**Required task**
Please copy the listing below word for word, leaving out the pictures.

======== Information given ========

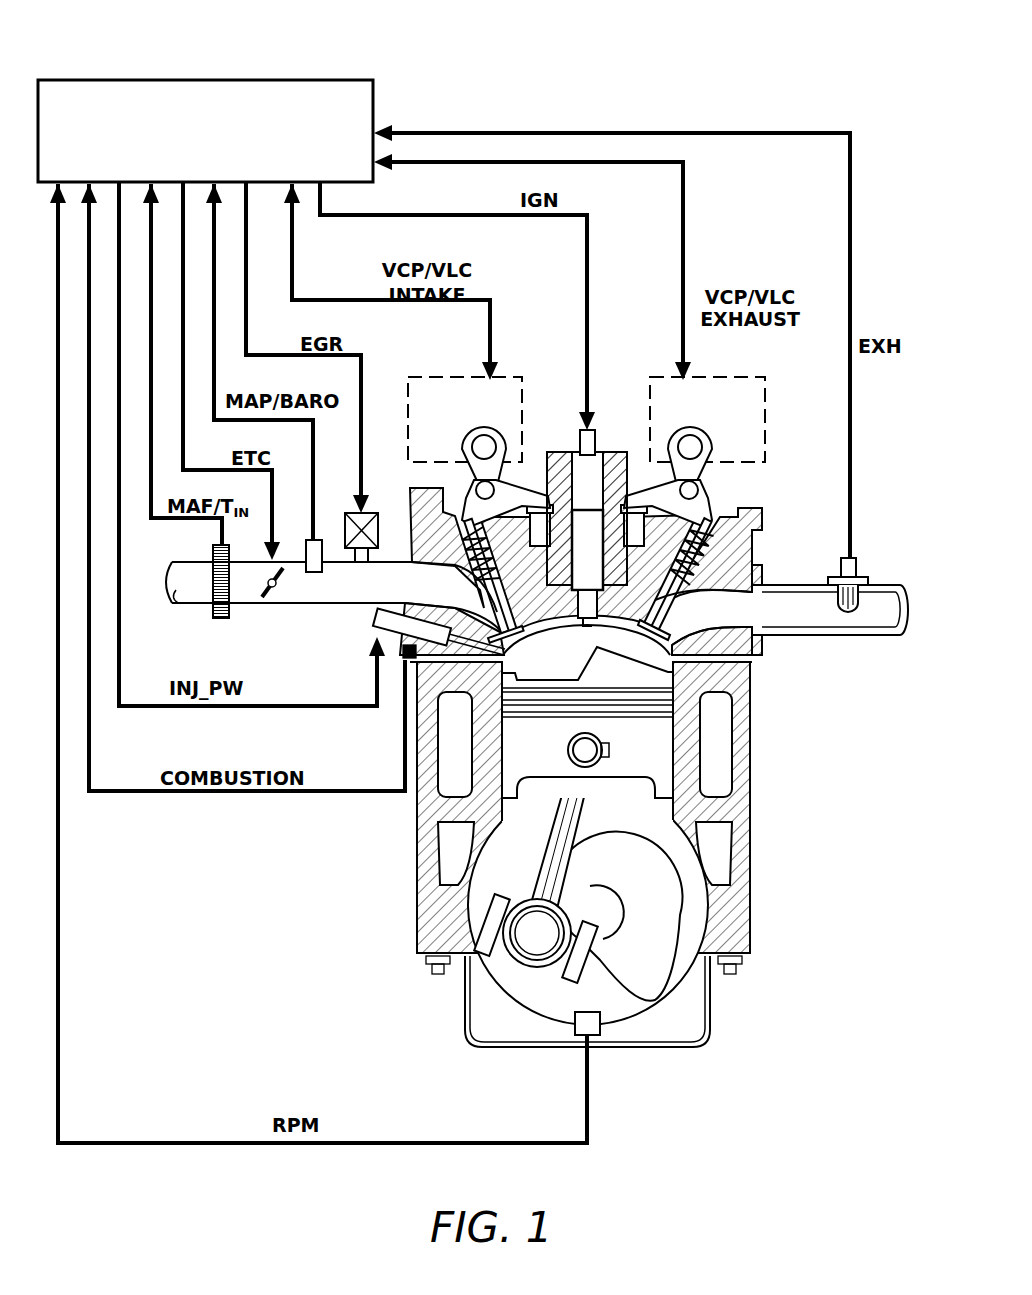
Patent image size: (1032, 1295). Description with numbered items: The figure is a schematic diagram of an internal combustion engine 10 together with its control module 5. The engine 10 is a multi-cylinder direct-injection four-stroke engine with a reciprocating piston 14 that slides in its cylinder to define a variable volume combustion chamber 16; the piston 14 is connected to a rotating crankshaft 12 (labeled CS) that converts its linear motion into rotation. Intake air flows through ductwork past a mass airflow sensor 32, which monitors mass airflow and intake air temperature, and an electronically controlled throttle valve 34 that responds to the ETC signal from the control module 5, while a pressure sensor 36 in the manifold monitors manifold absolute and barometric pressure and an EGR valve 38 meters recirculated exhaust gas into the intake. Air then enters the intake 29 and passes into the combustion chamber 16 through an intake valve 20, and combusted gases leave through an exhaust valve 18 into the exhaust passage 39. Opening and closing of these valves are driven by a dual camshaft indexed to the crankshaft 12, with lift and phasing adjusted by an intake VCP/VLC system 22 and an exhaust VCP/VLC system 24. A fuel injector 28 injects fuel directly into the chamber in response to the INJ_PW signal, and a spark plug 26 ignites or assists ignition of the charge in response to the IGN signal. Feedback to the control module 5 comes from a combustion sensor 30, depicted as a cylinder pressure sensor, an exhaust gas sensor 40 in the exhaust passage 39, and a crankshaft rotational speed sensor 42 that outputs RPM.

The control module 5 is at (328, 85).
The internal combustion engine 10 is at (757, 818).
The crankshaft 12 is at (648, 973).
The piston 14 is at (652, 762).
The combustion chamber 16 is at (563, 667).
The exhaust valve 18 is at (660, 622).
The intake valve 20 is at (500, 612).
The intake VCP/VLC system 22 is at (513, 383).
The exhaust VCP/VLC system 24 is at (753, 443).
The spark plug 26 is at (597, 433).
The fuel injector 28 is at (372, 620).
The intake 29 is at (390, 568).
The combustion sensor 30 is at (405, 662).
The mass airflow sensor 32 is at (221, 618).
The throttle valve 34 is at (270, 600).
The pressure sensor 36 is at (314, 572).
The EGR valve 38 is at (352, 548).
The exhaust passage 39 is at (740, 602).
The exhaust gas sensor 40 is at (851, 572).
The crankshaft rotational speed sensor 42 is at (575, 1025).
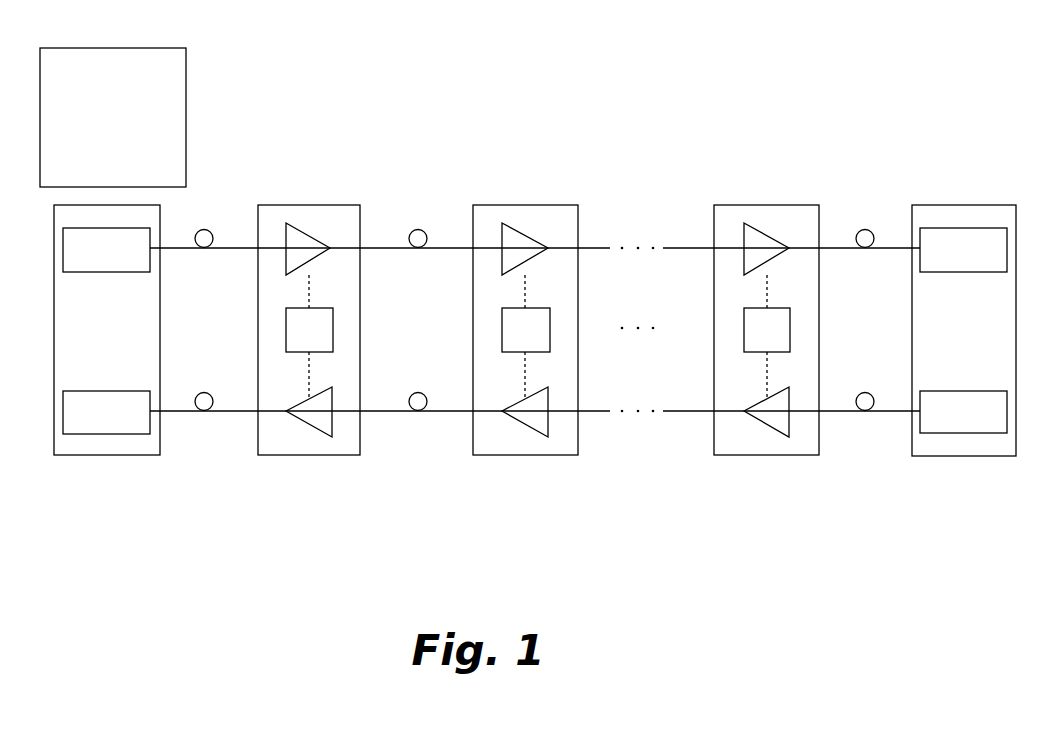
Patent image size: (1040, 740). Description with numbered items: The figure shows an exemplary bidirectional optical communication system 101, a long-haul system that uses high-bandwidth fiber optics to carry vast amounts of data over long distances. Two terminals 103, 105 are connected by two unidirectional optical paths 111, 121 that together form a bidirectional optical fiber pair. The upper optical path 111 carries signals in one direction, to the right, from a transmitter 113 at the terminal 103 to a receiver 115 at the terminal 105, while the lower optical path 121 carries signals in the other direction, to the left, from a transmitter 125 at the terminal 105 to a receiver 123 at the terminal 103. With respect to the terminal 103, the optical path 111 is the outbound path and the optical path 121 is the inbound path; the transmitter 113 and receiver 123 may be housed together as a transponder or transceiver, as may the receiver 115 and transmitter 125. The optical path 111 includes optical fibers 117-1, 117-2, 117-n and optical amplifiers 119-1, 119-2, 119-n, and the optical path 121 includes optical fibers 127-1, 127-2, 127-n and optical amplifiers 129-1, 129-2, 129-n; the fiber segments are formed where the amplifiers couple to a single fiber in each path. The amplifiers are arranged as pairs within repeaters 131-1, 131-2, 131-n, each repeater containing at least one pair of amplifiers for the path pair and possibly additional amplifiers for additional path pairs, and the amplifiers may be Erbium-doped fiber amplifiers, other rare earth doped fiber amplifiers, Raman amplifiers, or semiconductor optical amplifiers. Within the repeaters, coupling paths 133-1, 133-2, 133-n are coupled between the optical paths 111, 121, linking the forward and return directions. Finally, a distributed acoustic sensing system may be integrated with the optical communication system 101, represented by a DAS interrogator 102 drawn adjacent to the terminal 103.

The bidirectional optical communication system 101 is at (508, 582).
The DAS interrogator 102 is at (113, 117).
The terminal 103 is at (107, 330).
The terminal 105 is at (964, 330).
The optical path 111 is at (409, 180).
The transmitter 113 is at (106, 250).
The receiver 115 is at (963, 250).
The optical fiber 117-1 is at (183, 250).
The optical fiber 117-2 is at (396, 250).
The optical fiber 117-n is at (843, 250).
The optical amplifier 119-1 is at (308, 249).
The optical amplifier 119-2 is at (525, 249).
The optical amplifier 119-n is at (766, 249).
The optical path 121 is at (403, 485).
The receiver 123 is at (106, 412).
The transmitter 125 is at (963, 412).
The optical fiber 127-1 is at (191, 413).
The optical fiber 127-2 is at (396, 413).
The optical fiber 127-n is at (843, 413).
The optical amplifier 129-1 is at (309, 412).
The optical amplifier 129-2 is at (525, 412).
The optical amplifier 129-n is at (766, 412).
The repeater 131-1 is at (309, 330).
The repeater 131-2 is at (525, 330).
The repeater 131-n is at (766, 330).
The coupling path 133-1 is at (309, 337).
The coupling path 133-2 is at (526, 337).
The coupling path 133-n is at (767, 337).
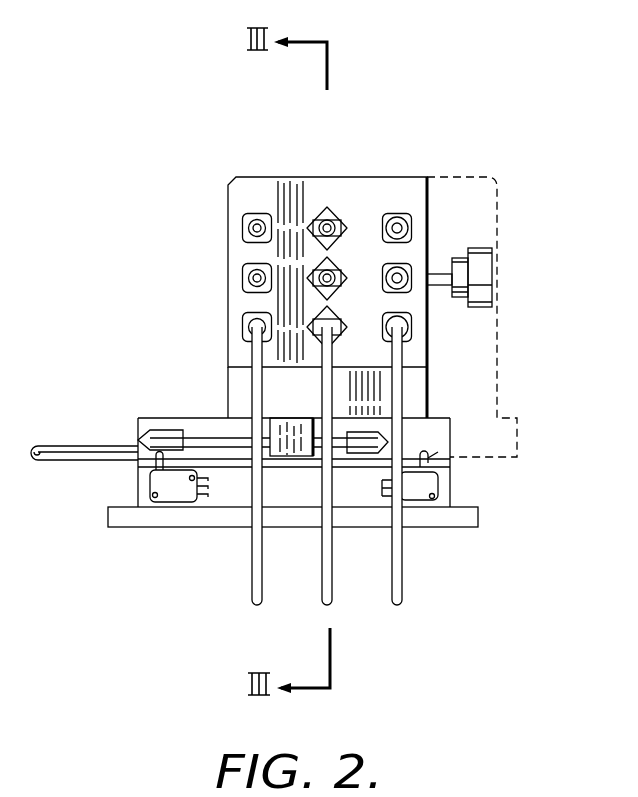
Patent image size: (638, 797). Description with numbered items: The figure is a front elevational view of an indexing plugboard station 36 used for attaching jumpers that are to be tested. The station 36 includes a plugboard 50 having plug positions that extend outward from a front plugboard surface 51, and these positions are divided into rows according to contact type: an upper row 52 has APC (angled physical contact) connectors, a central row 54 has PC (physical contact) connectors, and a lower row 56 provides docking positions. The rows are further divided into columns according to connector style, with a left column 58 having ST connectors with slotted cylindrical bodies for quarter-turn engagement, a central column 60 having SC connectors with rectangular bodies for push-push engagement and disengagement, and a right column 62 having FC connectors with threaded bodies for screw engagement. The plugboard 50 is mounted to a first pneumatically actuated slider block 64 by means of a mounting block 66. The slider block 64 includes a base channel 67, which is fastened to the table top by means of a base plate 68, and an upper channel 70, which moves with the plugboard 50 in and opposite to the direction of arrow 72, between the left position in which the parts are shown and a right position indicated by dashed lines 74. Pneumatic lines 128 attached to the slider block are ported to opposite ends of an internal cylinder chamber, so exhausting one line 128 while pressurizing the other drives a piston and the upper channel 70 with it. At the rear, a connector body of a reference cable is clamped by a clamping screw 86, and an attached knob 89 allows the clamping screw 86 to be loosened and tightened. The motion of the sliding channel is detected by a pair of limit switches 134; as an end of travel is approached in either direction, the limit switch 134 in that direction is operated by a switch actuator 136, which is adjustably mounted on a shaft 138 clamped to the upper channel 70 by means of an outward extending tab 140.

The indexing plugboard station 36 is at (209, 104).
The plugboard 50 is at (235, 172).
The front plugboard surface 51 is at (370, 201).
The upper row 52 is at (210, 231).
The central row 54 is at (210, 279).
The lower row 56 is at (210, 328).
The left column 58 is at (257, 160).
The central column 60 is at (326, 160).
The right column 62 is at (396, 160).
The first pneumatically actuated slider block 64 is at (130, 432).
The mounting block 66 is at (411, 368).
The base channel 67 is at (452, 487).
The base plate 68 is at (160, 530).
The upper channel 70 is at (205, 417).
The arrow 72 is at (178, 630).
The dashed lines 74 is at (497, 180).
The clamping screw 86 is at (438, 272).
The knob 89 is at (478, 248).
The pneumatic line 128 is at (65, 447).
The limit switch 134 is at (148, 484).
The switch actuator 136 is at (160, 432).
The shaft 138 is at (230, 447).
The outward extending tab 140 is at (290, 430).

========

**Task response**
Patent image size: (1032, 1295). Description with numbered items: The figure is a schematic diagram of an internal combustion engine 10 together with its control module 5. The engine 10 is a multi-cylinder direct-injection four-stroke engine with a reciprocating piston 14 that slides in its cylinder to define a variable volume combustion chamber 16; the piston 14 is connected to a rotating crankshaft 12 (labeled CS) that converts its linear motion into rotation. Intake air flows through ductwork past a mass airflow sensor 32, which monitors mass airflow and intake air temperature, and an electronically controlled throttle valve 34 that responds to the ETC signal from the control module 5, while a pressure sensor 36 in the manifold monitors manifold absolute and barometric pressure and an EGR valve 38 meters recirculated exhaust gas into the intake. Air then enters the intake 29 and passes into the combustion chamber 16 through an intake valve 20, and combusted gases leave through an exhaust valve 18 into the exhaust passage 39. Opening and closing of these valves are driven by a dual camshaft indexed to the crankshaft 12, with lift and phasing adjusted by an intake VCP/VLC system 22 and an exhaust VCP/VLC system 24. A fuel injector 28 injects fuel directly into the chamber in response to the INJ_PW signal, and a spark plug 26 ignites or assists ignition of the charge in response to the IGN signal. Feedback to the control module 5 comes from a combustion sensor 30, depicted as a cylinder pressure sensor, an exhaust gas sensor 40 in the exhaust passage 39, and a crankshaft rotational speed sensor 42 that outputs RPM.

The control module 5 is at (328, 85).
The internal combustion engine 10 is at (757, 818).
The crankshaft 12 is at (648, 973).
The piston 14 is at (652, 762).
The combustion chamber 16 is at (563, 667).
The exhaust valve 18 is at (660, 622).
The intake valve 20 is at (500, 612).
The intake VCP/VLC system 22 is at (513, 383).
The exhaust VCP/VLC system 24 is at (753, 443).
The spark plug 26 is at (597, 433).
The fuel injector 28 is at (372, 620).
The intake 29 is at (390, 568).
The combustion sensor 30 is at (405, 662).
The mass airflow sensor 32 is at (221, 618).
The throttle valve 34 is at (270, 600).
The pressure sensor 36 is at (314, 572).
The EGR valve 38 is at (352, 548).
The exhaust passage 39 is at (740, 602).
The exhaust gas sensor 40 is at (851, 572).
The crankshaft rotational speed sensor 42 is at (575, 1025).
Patent image size: (1040, 740). Description with numbered items: The figure shows an exemplary bidirectional optical communication system 101, a long-haul system that uses high-bandwidth fiber optics to carry vast amounts of data over long distances. Two terminals 103, 105 are connected by two unidirectional optical paths 111, 121 that together form a bidirectional optical fiber pair. The upper optical path 111 carries signals in one direction, to the right, from a transmitter 113 at the terminal 103 to a receiver 115 at the terminal 105, while the lower optical path 121 carries signals in the other direction, to the left, from a transmitter 125 at the terminal 105 to a receiver 123 at the terminal 103. With respect to the terminal 103, the optical path 111 is the outbound path and the optical path 121 is the inbound path; the transmitter 113 and receiver 123 may be housed together as a transponder or transceiver, as may the receiver 115 and transmitter 125. The optical path 111 includes optical fibers 117-1, 117-2, 117-n and optical amplifiers 119-1, 119-2, 119-n, and the optical path 121 includes optical fibers 127-1, 127-2, 127-n and optical amplifiers 129-1, 129-2, 129-n; the fiber segments are formed where the amplifiers couple to a single fiber in each path. The amplifiers are arranged as pairs within repeaters 131-1, 131-2, 131-n, each repeater containing at least one pair of amplifiers for the path pair and possibly additional amplifiers for additional path pairs, and the amplifiers may be Erbium-doped fiber amplifiers, other rare earth doped fiber amplifiers, Raman amplifiers, or semiconductor optical amplifiers. Within the repeaters, coupling paths 133-1, 133-2, 133-n are coupled between the optical paths 111, 121, linking the forward and return directions. Finally, a distributed acoustic sensing system may be integrated with the optical communication system 101, represented by a DAS interrogator 102 drawn adjacent to the terminal 103.

The bidirectional optical communication system 101 is at (508, 582).
The DAS interrogator 102 is at (113, 117).
The terminal 103 is at (107, 330).
The terminal 105 is at (964, 330).
The optical path 111 is at (409, 180).
The transmitter 113 is at (106, 250).
The receiver 115 is at (963, 250).
The optical fiber 117-1 is at (183, 250).
The optical fiber 117-2 is at (396, 250).
The optical fiber 117-n is at (843, 250).
The optical amplifier 119-1 is at (308, 249).
The optical amplifier 119-2 is at (525, 249).
The optical amplifier 119-n is at (766, 249).
The optical path 121 is at (403, 485).
The receiver 123 is at (106, 412).
The transmitter 125 is at (963, 412).
The optical fiber 127-1 is at (191, 413).
The optical fiber 127-2 is at (396, 413).
The optical fiber 127-n is at (843, 413).
The optical amplifier 129-1 is at (309, 412).
The optical amplifier 129-2 is at (525, 412).
The optical amplifier 129-n is at (766, 412).
The repeater 131-1 is at (309, 330).
The repeater 131-2 is at (525, 330).
The repeater 131-n is at (766, 330).
The coupling path 133-1 is at (309, 337).
The coupling path 133-2 is at (526, 337).
The coupling path 133-n is at (767, 337).
Patent image size: (638, 797). Description with numbered items: The figure is a front elevational view of an indexing plugboard station 36 used for attaching jumpers that are to be tested. The station 36 includes a plugboard 50 having plug positions that extend outward from a front plugboard surface 51, and these positions are divided into rows according to contact type: an upper row 52 has APC (angled physical contact) connectors, a central row 54 has PC (physical contact) connectors, and a lower row 56 provides docking positions. The rows are further divided into columns according to connector style, with a left column 58 having ST connectors with slotted cylindrical bodies for quarter-turn engagement, a central column 60 having SC connectors with rectangular bodies for push-push engagement and disengagement, and a right column 62 having FC connectors with threaded bodies for screw engagement. The plugboard 50 is mounted to a first pneumatically actuated slider block 64 by means of a mounting block 66. The slider block 64 includes a base channel 67, which is fastened to the table top by means of a base plate 68, and an upper channel 70, which moves with the plugboard 50 in and opposite to the direction of arrow 72, between the left position in which the parts are shown and a right position indicated by dashed lines 74. Pneumatic lines 128 attached to the slider block are ported to opposite ends of an internal cylinder chamber, so exhausting one line 128 while pressurizing the other drives a piston and the upper channel 70 with it. At the rear, a connector body of a reference cable is clamped by a clamping screw 86, and an attached knob 89 allows the clamping screw 86 to be loosened and tightened. The motion of the sliding channel is detected by a pair of limit switches 134; as an end of travel is approached in either direction, the limit switch 134 in that direction is operated by a switch actuator 136, which is adjustably mounted on a shaft 138 clamped to the upper channel 70 by means of an outward extending tab 140.

The indexing plugboard station 36 is at (209, 104).
The plugboard 50 is at (235, 172).
The front plugboard surface 51 is at (370, 201).
The upper row 52 is at (210, 231).
The central row 54 is at (210, 279).
The lower row 56 is at (210, 328).
The left column 58 is at (257, 160).
The central column 60 is at (326, 160).
The right column 62 is at (396, 160).
The first pneumatically actuated slider block 64 is at (130, 432).
The mounting block 66 is at (411, 368).
The base channel 67 is at (452, 487).
The base plate 68 is at (160, 530).
The upper channel 70 is at (205, 417).
The arrow 72 is at (178, 630).
The dashed lines 74 is at (497, 180).
The clamping screw 86 is at (438, 272).
The knob 89 is at (478, 248).
The pneumatic line 128 is at (65, 447).
The limit switch 134 is at (148, 484).
The switch actuator 136 is at (160, 432).
The shaft 138 is at (230, 447).
The outward extending tab 140 is at (290, 430).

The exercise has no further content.